» **Task description**
Copy everything in the data below exactly except the pictures.

--- Start The data ---

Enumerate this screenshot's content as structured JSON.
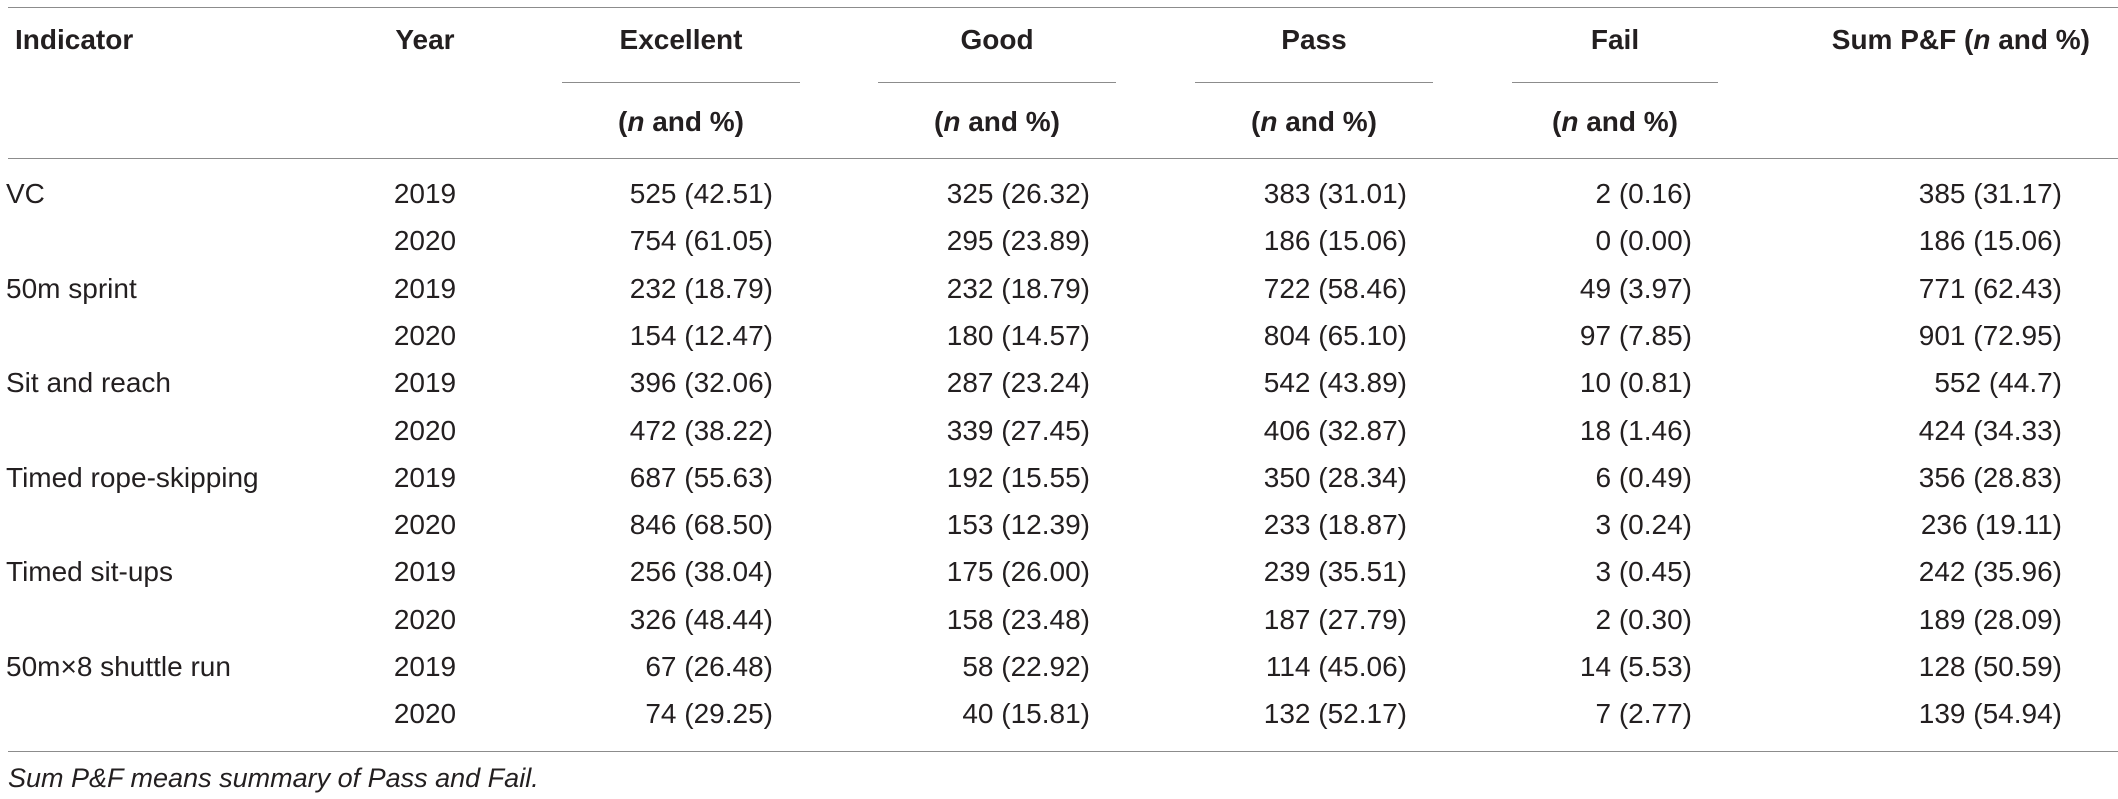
{
  "columns": {
    "indicator": "Indicator",
    "year": "Year",
    "excellent": "Excellent",
    "good": "Good",
    "pass": "Pass",
    "fail": "Fail",
    "sum_pre": "Sum P&F (",
    "n_letter": "n",
    "sum_post": " and %)",
    "sub_pre": "(",
    "sub_post": " and %)"
  },
  "rows": [
    {
      "indicator": "VC",
      "year": "2019",
      "excellent": "525 (42.51)",
      "good": "325 (26.32)",
      "pass": "383 (31.01)",
      "fail": "2 (0.16)",
      "sum": "385 (31.17)"
    },
    {
      "indicator": "",
      "year": "2020",
      "excellent": "754 (61.05)",
      "good": "295 (23.89)",
      "pass": "186 (15.06)",
      "fail": "0 (0.00)",
      "sum": "186 (15.06)"
    },
    {
      "indicator": "50m sprint",
      "year": "2019",
      "excellent": "232 (18.79)",
      "good": "232 (18.79)",
      "pass": "722 (58.46)",
      "fail": "49 (3.97)",
      "sum": "771 (62.43)"
    },
    {
      "indicator": "",
      "year": "2020",
      "excellent": "154 (12.47)",
      "good": "180 (14.57)",
      "pass": "804 (65.10)",
      "fail": "97 (7.85)",
      "sum": "901 (72.95)"
    },
    {
      "indicator": "Sit and reach",
      "year": "2019",
      "excellent": "396 (32.06)",
      "good": "287 (23.24)",
      "pass": "542 (43.89)",
      "fail": "10 (0.81)",
      "sum": "552 (44.7)"
    },
    {
      "indicator": "",
      "year": "2020",
      "excellent": "472 (38.22)",
      "good": "339 (27.45)",
      "pass": "406 (32.87)",
      "fail": "18 (1.46)",
      "sum": "424 (34.33)"
    },
    {
      "indicator": "Timed rope-skipping",
      "year": "2019",
      "excellent": "687 (55.63)",
      "good": "192 (15.55)",
      "pass": "350 (28.34)",
      "fail": "6 (0.49)",
      "sum": "356 (28.83)"
    },
    {
      "indicator": "",
      "year": "2020",
      "excellent": "846 (68.50)",
      "good": "153 (12.39)",
      "pass": "233 (18.87)",
      "fail": "3 (0.24)",
      "sum": "236 (19.11)"
    },
    {
      "indicator": "Timed sit-ups",
      "year": "2019",
      "excellent": "256 (38.04)",
      "good": "175 (26.00)",
      "pass": "239 (35.51)",
      "fail": "3 (0.45)",
      "sum": "242 (35.96)"
    },
    {
      "indicator": "",
      "year": "2020",
      "excellent": "326 (48.44)",
      "good": "158 (23.48)",
      "pass": "187 (27.79)",
      "fail": "2 (0.30)",
      "sum": "189 (28.09)"
    },
    {
      "indicator": "50m×8 shuttle run",
      "year": "2019",
      "excellent": "67 (26.48)",
      "good": "58 (22.92)",
      "pass": "114 (45.06)",
      "fail": "14 (5.53)",
      "sum": "128 (50.59)"
    },
    {
      "indicator": "",
      "year": "2020",
      "excellent": "74 (29.25)",
      "good": "40 (15.81)",
      "pass": "132 (52.17)",
      "fail": "7 (2.77)",
      "sum": "139 (54.94)"
    }
  ],
  "footnote": "Sum P&F means summary of Pass and Fail."
}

--- End The data ---

» **Response to this exercise**
Enumerate this screenshot's content as structured JSON.
{
  "columns": {
    "indicator": "Indicator",
    "year": "Year",
    "excellent": "Excellent",
    "good": "Good",
    "pass": "Pass",
    "fail": "Fail",
    "sum_pre": "Sum P&F (",
    "n_letter": "n",
    "sum_post": " and %)",
    "sub_pre": "(",
    "sub_post": " and %)"
  },
  "rows": [
    {
      "indicator": "VC",
      "year": "2019",
      "excellent": "525 (42.51)",
      "good": "325 (26.32)",
      "pass": "383 (31.01)",
      "fail": "2 (0.16)",
      "sum": "385 (31.17)"
    },
    {
      "indicator": "",
      "year": "2020",
      "excellent": "754 (61.05)",
      "good": "295 (23.89)",
      "pass": "186 (15.06)",
      "fail": "0 (0.00)",
      "sum": "186 (15.06)"
    },
    {
      "indicator": "50m sprint",
      "year": "2019",
      "excellent": "232 (18.79)",
      "good": "232 (18.79)",
      "pass": "722 (58.46)",
      "fail": "49 (3.97)",
      "sum": "771 (62.43)"
    },
    {
      "indicator": "",
      "year": "2020",
      "excellent": "154 (12.47)",
      "good": "180 (14.57)",
      "pass": "804 (65.10)",
      "fail": "97 (7.85)",
      "sum": "901 (72.95)"
    },
    {
      "indicator": "Sit and reach",
      "year": "2019",
      "excellent": "396 (32.06)",
      "good": "287 (23.24)",
      "pass": "542 (43.89)",
      "fail": "10 (0.81)",
      "sum": "552 (44.7)"
    },
    {
      "indicator": "",
      "year": "2020",
      "excellent": "472 (38.22)",
      "good": "339 (27.45)",
      "pass": "406 (32.87)",
      "fail": "18 (1.46)",
      "sum": "424 (34.33)"
    },
    {
      "indicator": "Timed rope-skipping",
      "year": "2019",
      "excellent": "687 (55.63)",
      "good": "192 (15.55)",
      "pass": "350 (28.34)",
      "fail": "6 (0.49)",
      "sum": "356 (28.83)"
    },
    {
      "indicator": "",
      "year": "2020",
      "excellent": "846 (68.50)",
      "good": "153 (12.39)",
      "pass": "233 (18.87)",
      "fail": "3 (0.24)",
      "sum": "236 (19.11)"
    },
    {
      "indicator": "Timed sit-ups",
      "year": "2019",
      "excellent": "256 (38.04)",
      "good": "175 (26.00)",
      "pass": "239 (35.51)",
      "fail": "3 (0.45)",
      "sum": "242 (35.96)"
    },
    {
      "indicator": "",
      "year": "2020",
      "excellent": "326 (48.44)",
      "good": "158 (23.48)",
      "pass": "187 (27.79)",
      "fail": "2 (0.30)",
      "sum": "189 (28.09)"
    },
    {
      "indicator": "50m×8 shuttle run",
      "year": "2019",
      "excellent": "67 (26.48)",
      "good": "58 (22.92)",
      "pass": "114 (45.06)",
      "fail": "14 (5.53)",
      "sum": "128 (50.59)"
    },
    {
      "indicator": "",
      "year": "2020",
      "excellent": "74 (29.25)",
      "good": "40 (15.81)",
      "pass": "132 (52.17)",
      "fail": "7 (2.77)",
      "sum": "139 (54.94)"
    }
  ],
  "footnote": "Sum P&F means summary of Pass and Fail."
}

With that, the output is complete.